• _TASKS TO CARRY OUT_
A: Answer these questions from the news report on Azawad's declaration of independence, one answer per line with matching marks:
(i) On what day and date did the Touareg rebels declare independence?
(ii) Which group pushed the MNLA aside after it captured Timbuktu?
(iii) On which television channel did the MNLA spokesman proclaim independence?
B: Carry the news report on Azawad's declaration of independence further, starting after its final sentence.

• _PASSAGE TO READ_
--- START ---
By Jemal Oumar for Magharebia in Nouakchott – 06/04/12

[AFP/MNLA] The MNLA has declared independence in Azawad despite objections by some Islamists. [AFP/MNLA] The MNLA has declared independence in Azawad despite objections by some Islamists.

Touareg rebels in northern Mali declared independence on Friday (April 6th), announcing their intention to form the democratic state of Azawad.

“We solemnly proclaim the independence of Azawad as from today,” Mossa Ag Attaher, a spokesman for Mali’s National Movement for the Liberation of Azawad (MNLA), said on France 24 television, confirming a statement on the group’s website.

Algeria, France, the African Union and the European Union all rejected the move, according to AFP. Since the start of the Touareg rebellion in January, the MNLA has seized much of northern Mali together with Islamist rebels, including the provinces of Gao, Kidal and Timbuktu.

The MNLA captured Timbuktu April 2nd, but they were shoved aside by Islamist rebels from Ansar al-Din, a group with alleged ties to al-Qaeda in the Islamic Maghreb (AQIM). Late on Friday, an Ansar al-Din leader came out against independence for Azawad.

“Our war is a holy war. It’s a legal war in the name of Islam. We are against rebellions. We are against independence. We are against revolutions not in the name of Islam,” Omar Hamaha said in a video obtained by AFP.
--- END ---
• _INFORMATION SHOWN_
--- START ---
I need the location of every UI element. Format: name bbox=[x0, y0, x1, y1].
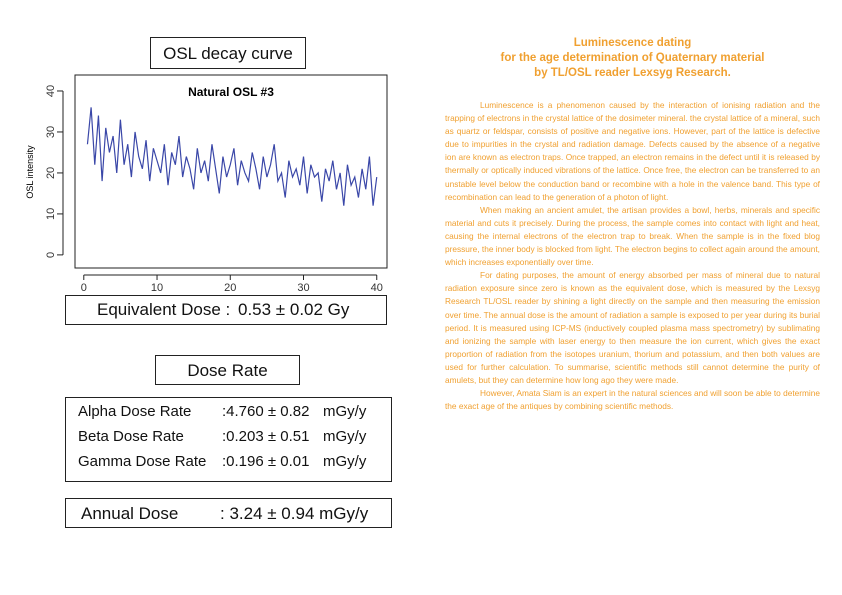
--- END ---
• _RESPONSES BY TASK_
A:
(i) Friday, April 6th
(ii) Ansar al-Din
(iii) France 24

B:
Locals have expressed fear over the repercussions of time-honoured Timbuktu falling into the hands of Ansar al-Din. Timbuktu, formerly an icon of faith tolerance and a crossing point for civilisations and faiths throughout the ages, is now held hostage by a group of Islamic hardliners who are seeking to implement a rigid version of the Sharia, tailored after the Taliban in Afghanistan.

On Tuesday, AQIM leaders Mokhtar Belmokhtar (aka “Laaouar”), Abou Zeid, and Yahya Abou Al-Hammam attended a meeting with the city’s religious leaders and Iyad Ag Ghaly, the head of Ansar al-Din.

In a telephone interview with Magharebia, Dawood Ag Mohamad, imam of the Belferandi Mosque in Timbuktu, said that “Ansar al-Din and AQIM activists entered the city and actually started enforcing the Islamic Sharia in the city.”

“They held a number of meetings with Imams of mosques, which I personally attended. They asked us to aid them in enforcing the Sharia by urging people in sermons to abide by the teachings of the Sharia. They also held several meetings with the grassroots and explained their strategy in implementing the Sharia, by enforcing Hodoud (i.e. penalties), such as cutting off thieves’ hands, lashing adulterers and booze drinkers, and punishing those who commit religious offenses,” the imam added.

Magharebia also phoned Al-Hassan Cissé, a public transport driver who lives in Timbuktu. He said residents were “very much intimidated by the new measures announced by Ansar al-Din activists, because they are not used to implementing the Sharia in their day-to-day lives”.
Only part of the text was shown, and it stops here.